• WHAT TO WORK ON:
Report how many lines contain "ylabel", with no other words.

[START OF SOURCE RECORDS]

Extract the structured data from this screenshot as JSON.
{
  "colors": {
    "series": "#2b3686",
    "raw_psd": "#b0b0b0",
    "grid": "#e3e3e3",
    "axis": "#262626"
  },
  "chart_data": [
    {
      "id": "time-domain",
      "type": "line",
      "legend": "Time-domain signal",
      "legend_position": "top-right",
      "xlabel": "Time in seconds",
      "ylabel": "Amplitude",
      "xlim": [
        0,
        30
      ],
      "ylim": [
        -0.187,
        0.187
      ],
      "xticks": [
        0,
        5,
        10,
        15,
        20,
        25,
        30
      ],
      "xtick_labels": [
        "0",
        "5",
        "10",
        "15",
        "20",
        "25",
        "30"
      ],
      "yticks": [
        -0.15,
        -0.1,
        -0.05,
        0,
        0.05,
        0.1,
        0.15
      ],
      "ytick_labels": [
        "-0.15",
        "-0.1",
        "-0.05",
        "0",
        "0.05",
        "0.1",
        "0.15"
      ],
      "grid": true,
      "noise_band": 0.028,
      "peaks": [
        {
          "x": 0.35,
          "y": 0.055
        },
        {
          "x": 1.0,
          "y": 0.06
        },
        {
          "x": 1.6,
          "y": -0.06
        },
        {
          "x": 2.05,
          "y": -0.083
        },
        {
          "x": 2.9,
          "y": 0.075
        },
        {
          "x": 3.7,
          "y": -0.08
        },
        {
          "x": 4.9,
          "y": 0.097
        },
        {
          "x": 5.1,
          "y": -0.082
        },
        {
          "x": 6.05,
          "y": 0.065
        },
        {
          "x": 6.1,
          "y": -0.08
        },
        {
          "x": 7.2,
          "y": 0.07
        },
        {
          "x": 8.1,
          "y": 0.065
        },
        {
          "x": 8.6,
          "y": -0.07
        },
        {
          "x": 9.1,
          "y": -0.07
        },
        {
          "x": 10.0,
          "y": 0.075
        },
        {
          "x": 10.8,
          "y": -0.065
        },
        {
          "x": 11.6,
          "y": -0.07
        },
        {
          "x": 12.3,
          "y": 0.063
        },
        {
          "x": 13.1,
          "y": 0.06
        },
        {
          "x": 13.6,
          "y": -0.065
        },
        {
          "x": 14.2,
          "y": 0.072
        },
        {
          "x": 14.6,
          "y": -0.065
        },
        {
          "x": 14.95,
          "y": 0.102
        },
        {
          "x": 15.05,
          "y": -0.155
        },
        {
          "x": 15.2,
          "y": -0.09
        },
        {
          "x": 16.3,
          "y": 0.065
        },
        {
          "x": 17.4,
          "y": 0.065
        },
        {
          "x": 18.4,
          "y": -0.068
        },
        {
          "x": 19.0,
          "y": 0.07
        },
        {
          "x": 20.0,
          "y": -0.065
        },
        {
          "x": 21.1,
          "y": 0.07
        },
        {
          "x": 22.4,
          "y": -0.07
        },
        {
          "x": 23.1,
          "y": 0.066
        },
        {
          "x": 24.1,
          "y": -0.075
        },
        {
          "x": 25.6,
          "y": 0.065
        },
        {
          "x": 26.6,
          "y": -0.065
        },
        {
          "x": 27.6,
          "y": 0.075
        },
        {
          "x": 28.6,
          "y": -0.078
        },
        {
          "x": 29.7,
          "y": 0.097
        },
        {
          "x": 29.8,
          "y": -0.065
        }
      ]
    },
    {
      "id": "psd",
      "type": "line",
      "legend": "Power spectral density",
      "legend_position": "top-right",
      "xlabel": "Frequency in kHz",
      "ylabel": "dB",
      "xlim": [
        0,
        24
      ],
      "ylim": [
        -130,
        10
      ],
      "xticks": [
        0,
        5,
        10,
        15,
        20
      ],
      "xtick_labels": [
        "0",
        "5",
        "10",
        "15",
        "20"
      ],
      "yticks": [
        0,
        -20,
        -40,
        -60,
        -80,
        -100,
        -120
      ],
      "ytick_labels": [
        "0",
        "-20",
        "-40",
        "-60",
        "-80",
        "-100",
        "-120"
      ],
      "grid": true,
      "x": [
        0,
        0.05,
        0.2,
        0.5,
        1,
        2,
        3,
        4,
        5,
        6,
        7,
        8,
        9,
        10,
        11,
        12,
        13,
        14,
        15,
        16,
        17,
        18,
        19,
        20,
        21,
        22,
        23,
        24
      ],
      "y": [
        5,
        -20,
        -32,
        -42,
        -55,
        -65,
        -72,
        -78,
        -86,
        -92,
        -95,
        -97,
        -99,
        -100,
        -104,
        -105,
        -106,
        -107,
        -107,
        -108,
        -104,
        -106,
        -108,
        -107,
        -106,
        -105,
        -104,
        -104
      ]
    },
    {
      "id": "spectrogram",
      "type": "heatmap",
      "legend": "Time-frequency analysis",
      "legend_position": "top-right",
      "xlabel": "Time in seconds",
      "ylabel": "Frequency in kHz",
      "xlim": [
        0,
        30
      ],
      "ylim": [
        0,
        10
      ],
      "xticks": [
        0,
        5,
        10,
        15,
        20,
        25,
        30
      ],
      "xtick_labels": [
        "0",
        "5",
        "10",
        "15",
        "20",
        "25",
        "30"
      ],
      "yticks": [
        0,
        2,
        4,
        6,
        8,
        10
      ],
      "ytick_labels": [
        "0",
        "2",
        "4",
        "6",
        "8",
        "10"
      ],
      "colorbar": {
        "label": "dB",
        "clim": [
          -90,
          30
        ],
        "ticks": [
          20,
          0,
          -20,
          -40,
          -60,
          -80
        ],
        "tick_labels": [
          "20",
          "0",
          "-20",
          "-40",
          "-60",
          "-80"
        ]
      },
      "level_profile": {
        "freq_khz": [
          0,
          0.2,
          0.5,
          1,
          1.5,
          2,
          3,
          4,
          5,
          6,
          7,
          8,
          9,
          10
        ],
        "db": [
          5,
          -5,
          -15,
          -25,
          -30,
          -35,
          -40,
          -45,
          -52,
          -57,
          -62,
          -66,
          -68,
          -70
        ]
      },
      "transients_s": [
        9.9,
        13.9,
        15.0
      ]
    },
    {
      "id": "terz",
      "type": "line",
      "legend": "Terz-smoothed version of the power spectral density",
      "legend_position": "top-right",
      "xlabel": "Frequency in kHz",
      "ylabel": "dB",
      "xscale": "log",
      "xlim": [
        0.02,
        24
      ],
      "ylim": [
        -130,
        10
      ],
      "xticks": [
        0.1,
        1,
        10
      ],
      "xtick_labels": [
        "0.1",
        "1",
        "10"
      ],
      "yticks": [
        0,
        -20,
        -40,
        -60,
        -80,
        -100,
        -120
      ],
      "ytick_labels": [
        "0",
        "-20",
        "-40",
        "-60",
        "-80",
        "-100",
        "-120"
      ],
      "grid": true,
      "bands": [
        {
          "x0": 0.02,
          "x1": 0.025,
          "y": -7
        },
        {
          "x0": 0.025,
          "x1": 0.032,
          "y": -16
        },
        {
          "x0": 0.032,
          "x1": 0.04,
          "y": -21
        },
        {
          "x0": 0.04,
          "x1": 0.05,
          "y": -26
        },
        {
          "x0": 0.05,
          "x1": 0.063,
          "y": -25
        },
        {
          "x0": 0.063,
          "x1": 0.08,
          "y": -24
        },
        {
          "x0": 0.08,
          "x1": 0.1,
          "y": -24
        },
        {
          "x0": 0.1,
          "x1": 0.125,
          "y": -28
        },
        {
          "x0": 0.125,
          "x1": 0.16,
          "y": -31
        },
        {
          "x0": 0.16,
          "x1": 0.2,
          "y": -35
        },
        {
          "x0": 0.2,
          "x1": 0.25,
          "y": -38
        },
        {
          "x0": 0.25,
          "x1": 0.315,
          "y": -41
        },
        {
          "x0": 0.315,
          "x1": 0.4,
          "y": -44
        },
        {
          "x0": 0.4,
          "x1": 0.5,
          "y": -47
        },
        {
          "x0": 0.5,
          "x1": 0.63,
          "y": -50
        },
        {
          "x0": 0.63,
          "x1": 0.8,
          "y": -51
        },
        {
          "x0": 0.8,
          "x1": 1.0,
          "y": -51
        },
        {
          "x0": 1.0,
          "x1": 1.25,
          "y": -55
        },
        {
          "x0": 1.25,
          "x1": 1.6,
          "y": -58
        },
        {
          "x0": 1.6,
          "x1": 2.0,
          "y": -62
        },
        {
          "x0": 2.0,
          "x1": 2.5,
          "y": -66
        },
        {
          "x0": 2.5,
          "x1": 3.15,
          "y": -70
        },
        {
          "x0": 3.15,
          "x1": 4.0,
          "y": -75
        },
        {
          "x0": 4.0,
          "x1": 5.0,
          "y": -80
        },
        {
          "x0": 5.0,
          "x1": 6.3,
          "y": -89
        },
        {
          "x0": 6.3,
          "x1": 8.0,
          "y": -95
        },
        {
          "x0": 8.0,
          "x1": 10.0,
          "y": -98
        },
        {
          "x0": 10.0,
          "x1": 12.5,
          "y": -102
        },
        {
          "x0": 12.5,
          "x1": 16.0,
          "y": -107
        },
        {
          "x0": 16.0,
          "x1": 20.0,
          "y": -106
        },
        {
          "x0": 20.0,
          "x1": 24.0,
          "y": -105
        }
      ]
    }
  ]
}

[END OF SOURCE RECORDS]

• PROBLEM SOLUTION:
4